• Given data
----------------------------------------
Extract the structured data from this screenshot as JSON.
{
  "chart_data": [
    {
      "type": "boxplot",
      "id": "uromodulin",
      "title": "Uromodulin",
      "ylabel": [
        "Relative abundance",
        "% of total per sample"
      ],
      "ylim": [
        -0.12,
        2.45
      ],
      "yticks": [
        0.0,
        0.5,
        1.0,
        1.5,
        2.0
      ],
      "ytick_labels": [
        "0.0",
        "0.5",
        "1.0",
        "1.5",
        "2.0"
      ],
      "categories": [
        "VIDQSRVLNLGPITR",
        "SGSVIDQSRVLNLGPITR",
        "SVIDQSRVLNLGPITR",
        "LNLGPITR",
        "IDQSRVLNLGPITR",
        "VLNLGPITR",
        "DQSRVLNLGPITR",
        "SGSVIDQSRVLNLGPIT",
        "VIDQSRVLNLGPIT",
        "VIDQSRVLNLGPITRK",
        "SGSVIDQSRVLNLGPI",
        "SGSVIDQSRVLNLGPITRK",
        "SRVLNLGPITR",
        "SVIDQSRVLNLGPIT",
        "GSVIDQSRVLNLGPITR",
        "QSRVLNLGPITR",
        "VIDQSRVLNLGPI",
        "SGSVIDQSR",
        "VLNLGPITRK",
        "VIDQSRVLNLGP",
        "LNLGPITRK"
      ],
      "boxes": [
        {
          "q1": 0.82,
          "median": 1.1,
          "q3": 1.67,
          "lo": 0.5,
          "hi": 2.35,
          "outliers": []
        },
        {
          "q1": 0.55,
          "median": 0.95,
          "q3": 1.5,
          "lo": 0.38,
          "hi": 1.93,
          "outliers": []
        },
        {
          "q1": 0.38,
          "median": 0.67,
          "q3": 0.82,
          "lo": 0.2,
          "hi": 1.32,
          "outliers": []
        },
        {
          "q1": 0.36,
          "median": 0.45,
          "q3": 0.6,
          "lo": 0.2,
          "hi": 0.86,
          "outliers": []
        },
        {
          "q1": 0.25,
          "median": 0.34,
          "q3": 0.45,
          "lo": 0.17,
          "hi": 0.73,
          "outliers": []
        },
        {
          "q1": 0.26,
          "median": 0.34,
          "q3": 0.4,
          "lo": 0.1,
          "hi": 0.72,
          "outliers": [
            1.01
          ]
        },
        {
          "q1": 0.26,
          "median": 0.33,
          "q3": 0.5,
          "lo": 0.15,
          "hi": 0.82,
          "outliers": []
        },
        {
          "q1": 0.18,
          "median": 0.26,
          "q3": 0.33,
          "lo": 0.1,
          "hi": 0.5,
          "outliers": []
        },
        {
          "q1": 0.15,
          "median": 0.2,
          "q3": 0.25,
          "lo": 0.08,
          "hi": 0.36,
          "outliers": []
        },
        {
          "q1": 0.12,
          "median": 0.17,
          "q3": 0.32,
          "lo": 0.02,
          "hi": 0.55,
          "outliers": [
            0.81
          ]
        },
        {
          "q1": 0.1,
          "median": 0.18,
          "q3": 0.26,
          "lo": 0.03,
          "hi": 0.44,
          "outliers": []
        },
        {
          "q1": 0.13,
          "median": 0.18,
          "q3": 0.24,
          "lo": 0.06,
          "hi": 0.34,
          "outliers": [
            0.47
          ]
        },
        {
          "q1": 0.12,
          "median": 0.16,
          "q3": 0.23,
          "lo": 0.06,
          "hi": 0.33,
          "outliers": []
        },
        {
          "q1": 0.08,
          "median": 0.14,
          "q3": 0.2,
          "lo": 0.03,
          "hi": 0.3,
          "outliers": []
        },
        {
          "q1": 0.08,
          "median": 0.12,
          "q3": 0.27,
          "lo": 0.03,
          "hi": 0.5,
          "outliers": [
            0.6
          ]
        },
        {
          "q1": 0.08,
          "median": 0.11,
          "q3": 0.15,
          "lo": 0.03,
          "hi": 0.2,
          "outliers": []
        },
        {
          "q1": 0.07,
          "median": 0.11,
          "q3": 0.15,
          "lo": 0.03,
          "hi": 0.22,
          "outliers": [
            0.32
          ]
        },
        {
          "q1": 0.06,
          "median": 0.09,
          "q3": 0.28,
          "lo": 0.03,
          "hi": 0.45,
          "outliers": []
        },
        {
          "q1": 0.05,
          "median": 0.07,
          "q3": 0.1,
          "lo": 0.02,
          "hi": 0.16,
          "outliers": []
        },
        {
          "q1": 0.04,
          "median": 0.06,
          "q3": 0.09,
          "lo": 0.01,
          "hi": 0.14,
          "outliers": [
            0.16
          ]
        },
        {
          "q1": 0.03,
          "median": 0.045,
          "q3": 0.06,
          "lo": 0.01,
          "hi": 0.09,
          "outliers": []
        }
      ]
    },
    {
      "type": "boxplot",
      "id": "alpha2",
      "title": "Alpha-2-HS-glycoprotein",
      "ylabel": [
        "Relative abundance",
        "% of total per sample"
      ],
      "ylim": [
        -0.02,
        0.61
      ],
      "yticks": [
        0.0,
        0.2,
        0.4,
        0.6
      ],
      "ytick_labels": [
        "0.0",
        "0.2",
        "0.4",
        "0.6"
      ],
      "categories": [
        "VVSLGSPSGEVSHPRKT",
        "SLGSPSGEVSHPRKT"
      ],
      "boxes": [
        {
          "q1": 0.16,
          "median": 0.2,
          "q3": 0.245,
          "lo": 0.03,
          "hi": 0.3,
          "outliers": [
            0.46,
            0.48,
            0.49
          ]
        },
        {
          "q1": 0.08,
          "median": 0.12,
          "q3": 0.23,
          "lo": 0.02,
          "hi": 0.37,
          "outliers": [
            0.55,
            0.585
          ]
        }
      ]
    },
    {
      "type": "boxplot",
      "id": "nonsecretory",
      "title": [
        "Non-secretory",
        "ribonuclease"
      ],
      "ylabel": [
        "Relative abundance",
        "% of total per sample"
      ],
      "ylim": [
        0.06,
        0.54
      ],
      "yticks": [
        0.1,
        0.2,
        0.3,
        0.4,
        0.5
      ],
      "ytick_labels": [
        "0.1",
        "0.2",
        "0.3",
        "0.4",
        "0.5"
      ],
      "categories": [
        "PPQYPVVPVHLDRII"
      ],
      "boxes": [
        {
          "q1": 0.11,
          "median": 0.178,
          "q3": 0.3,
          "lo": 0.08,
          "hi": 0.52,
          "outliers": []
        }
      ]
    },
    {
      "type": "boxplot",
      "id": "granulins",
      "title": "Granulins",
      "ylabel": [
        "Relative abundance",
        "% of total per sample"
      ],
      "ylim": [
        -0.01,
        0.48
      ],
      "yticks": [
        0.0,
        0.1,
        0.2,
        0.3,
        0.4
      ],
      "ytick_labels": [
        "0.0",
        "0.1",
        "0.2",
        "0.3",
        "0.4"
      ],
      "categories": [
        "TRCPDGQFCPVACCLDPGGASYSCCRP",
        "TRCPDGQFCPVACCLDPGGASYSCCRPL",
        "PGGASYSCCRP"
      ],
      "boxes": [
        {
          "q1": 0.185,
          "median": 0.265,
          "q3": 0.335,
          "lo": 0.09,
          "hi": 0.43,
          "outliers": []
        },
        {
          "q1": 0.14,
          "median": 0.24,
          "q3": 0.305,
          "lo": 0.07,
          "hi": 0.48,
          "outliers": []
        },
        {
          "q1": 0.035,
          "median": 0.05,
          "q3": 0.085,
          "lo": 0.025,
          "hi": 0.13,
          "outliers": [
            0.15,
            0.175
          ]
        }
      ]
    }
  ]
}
----------------------------------------
• Your task
Each entry must be set down exactly as it appears.

• Result of the exercise
Extract the structured data from this screenshot as JSON.
{
  "chart_data": [
    {
      "type": "boxplot",
      "id": "uromodulin",
      "title": "Uromodulin",
      "ylabel": [
        "Relative abundance",
        "% of total per sample"
      ],
      "ylim": [
        -0.12,
        2.45
      ],
      "yticks": [
        0.0,
        0.5,
        1.0,
        1.5,
        2.0
      ],
      "ytick_labels": [
        "0.0",
        "0.5",
        "1.0",
        "1.5",
        "2.0"
      ],
      "categories": [
        "VIDQSRVLNLGPITR",
        "SGSVIDQSRVLNLGPITR",
        "SVIDQSRVLNLGPITR",
        "LNLGPITR",
        "IDQSRVLNLGPITR",
        "VLNLGPITR",
        "DQSRVLNLGPITR",
        "SGSVIDQSRVLNLGPIT",
        "VIDQSRVLNLGPIT",
        "VIDQSRVLNLGPITRK",
        "SGSVIDQSRVLNLGPI",
        "SGSVIDQSRVLNLGPITRK",
        "SRVLNLGPITR",
        "SVIDQSRVLNLGPIT",
        "GSVIDQSRVLNLGPITR",
        "QSRVLNLGPITR",
        "VIDQSRVLNLGPI",
        "SGSVIDQSR",
        "VLNLGPITRK",
        "VIDQSRVLNLGP",
        "LNLGPITRK"
      ],
      "boxes": [
        {
          "q1": 0.82,
          "median": 1.1,
          "q3": 1.67,
          "lo": 0.5,
          "hi": 2.35,
          "outliers": []
        },
        {
          "q1": 0.55,
          "median": 0.95,
          "q3": 1.5,
          "lo": 0.38,
          "hi": 1.93,
          "outliers": []
        },
        {
          "q1": 0.38,
          "median": 0.67,
          "q3": 0.82,
          "lo": 0.2,
          "hi": 1.32,
          "outliers": []
        },
        {
          "q1": 0.36,
          "median": 0.45,
          "q3": 0.6,
          "lo": 0.2,
          "hi": 0.86,
          "outliers": []
        },
        {
          "q1": 0.25,
          "median": 0.34,
          "q3": 0.45,
          "lo": 0.17,
          "hi": 0.73,
          "outliers": []
        },
        {
          "q1": 0.26,
          "median": 0.34,
          "q3": 0.4,
          "lo": 0.1,
          "hi": 0.72,
          "outliers": [
            1.01
          ]
        },
        {
          "q1": 0.26,
          "median": 0.33,
          "q3": 0.5,
          "lo": 0.15,
          "hi": 0.82,
          "outliers": []
        },
        {
          "q1": 0.18,
          "median": 0.26,
          "q3": 0.33,
          "lo": 0.1,
          "hi": 0.5,
          "outliers": []
        },
        {
          "q1": 0.15,
          "median": 0.2,
          "q3": 0.25,
          "lo": 0.08,
          "hi": 0.36,
          "outliers": []
        },
        {
          "q1": 0.12,
          "median": 0.17,
          "q3": 0.32,
          "lo": 0.02,
          "hi": 0.55,
          "outliers": [
            0.81
          ]
        },
        {
          "q1": 0.1,
          "median": 0.18,
          "q3": 0.26,
          "lo": 0.03,
          "hi": 0.44,
          "outliers": []
        },
        {
          "q1": 0.13,
          "median": 0.18,
          "q3": 0.24,
          "lo": 0.06,
          "hi": 0.34,
          "outliers": [
            0.47
          ]
        },
        {
          "q1": 0.12,
          "median": 0.16,
          "q3": 0.23,
          "lo": 0.06,
          "hi": 0.33,
          "outliers": []
        },
        {
          "q1": 0.08,
          "median": 0.14,
          "q3": 0.2,
          "lo": 0.03,
          "hi": 0.3,
          "outliers": []
        },
        {
          "q1": 0.08,
          "median": 0.12,
          "q3": 0.27,
          "lo": 0.03,
          "hi": 0.5,
          "outliers": [
            0.6
          ]
        },
        {
          "q1": 0.08,
          "median": 0.11,
          "q3": 0.15,
          "lo": 0.03,
          "hi": 0.2,
          "outliers": []
        },
        {
          "q1": 0.07,
          "median": 0.11,
          "q3": 0.15,
          "lo": 0.03,
          "hi": 0.22,
          "outliers": [
            0.32
          ]
        },
        {
          "q1": 0.06,
          "median": 0.09,
          "q3": 0.28,
          "lo": 0.03,
          "hi": 0.45,
          "outliers": []
        },
        {
          "q1": 0.05,
          "median": 0.07,
          "q3": 0.1,
          "lo": 0.02,
          "hi": 0.16,
          "outliers": []
        },
        {
          "q1": 0.04,
          "median": 0.06,
          "q3": 0.09,
          "lo": 0.01,
          "hi": 0.14,
          "outliers": [
            0.16
          ]
        },
        {
          "q1": 0.03,
          "median": 0.045,
          "q3": 0.06,
          "lo": 0.01,
          "hi": 0.09,
          "outliers": []
        }
      ]
    },
    {
      "type": "boxplot",
      "id": "alpha2",
      "title": "Alpha-2-HS-glycoprotein",
      "ylabel": [
        "Relative abundance",
        "% of total per sample"
      ],
      "ylim": [
        -0.02,
        0.61
      ],
      "yticks": [
        0.0,
        0.2,
        0.4,
        0.6
      ],
      "ytick_labels": [
        "0.0",
        "0.2",
        "0.4",
        "0.6"
      ],
      "categories": [
        "VVSLGSPSGEVSHPRKT",
        "SLGSPSGEVSHPRKT"
      ],
      "boxes": [
        {
          "q1": 0.16,
          "median": 0.2,
          "q3": 0.245,
          "lo": 0.03,
          "hi": 0.3,
          "outliers": [
            0.46,
            0.48,
            0.49
          ]
        },
        {
          "q1": 0.08,
          "median": 0.12,
          "q3": 0.23,
          "lo": 0.02,
          "hi": 0.37,
          "outliers": [
            0.55,
            0.585
          ]
        }
      ]
    },
    {
      "type": "boxplot",
      "id": "nonsecretory",
      "title": [
        "Non-secretory",
        "ribonuclease"
      ],
      "ylabel": [
        "Relative abundance",
        "% of total per sample"
      ],
      "ylim": [
        0.06,
        0.54
      ],
      "yticks": [
        0.1,
        0.2,
        0.3,
        0.4,
        0.5
      ],
      "ytick_labels": [
        "0.1",
        "0.2",
        "0.3",
        "0.4",
        "0.5"
      ],
      "categories": [
        "PPQYPVVPVHLDRII"
      ],
      "boxes": [
        {
          "q1": 0.11,
          "median": 0.178,
          "q3": 0.3,
          "lo": 0.08,
          "hi": 0.52,
          "outliers": []
        }
      ]
    },
    {
      "type": "boxplot",
      "id": "granulins",
      "title": "Granulins",
      "ylabel": [
        "Relative abundance",
        "% of total per sample"
      ],
      "ylim": [
        -0.01,
        0.48
      ],
      "yticks": [
        0.0,
        0.1,
        0.2,
        0.3,
        0.4
      ],
      "ytick_labels": [
        "0.0",
        "0.1",
        "0.2",
        "0.3",
        "0.4"
      ],
      "categories": [
        "TRCPDGQFCPVACCLDPGGASYSCCRP",
        "TRCPDGQFCPVACCLDPGGASYSCCRPL",
        "PGGASYSCCRP"
      ],
      "boxes": [
        {
          "q1": 0.185,
          "median": 0.265,
          "q3": 0.335,
          "lo": 0.09,
          "hi": 0.43,
          "outliers": []
        },
        {
          "q1": 0.14,
          "median": 0.24,
          "q3": 0.305,
          "lo": 0.07,
          "hi": 0.48,
          "outliers": []
        },
        {
          "q1": 0.035,
          "median": 0.05,
          "q3": 0.085,
          "lo": 0.025,
          "hi": 0.13,
          "outliers": [
            0.15,
            0.175
          ]
        }
      ]
    }
  ]
}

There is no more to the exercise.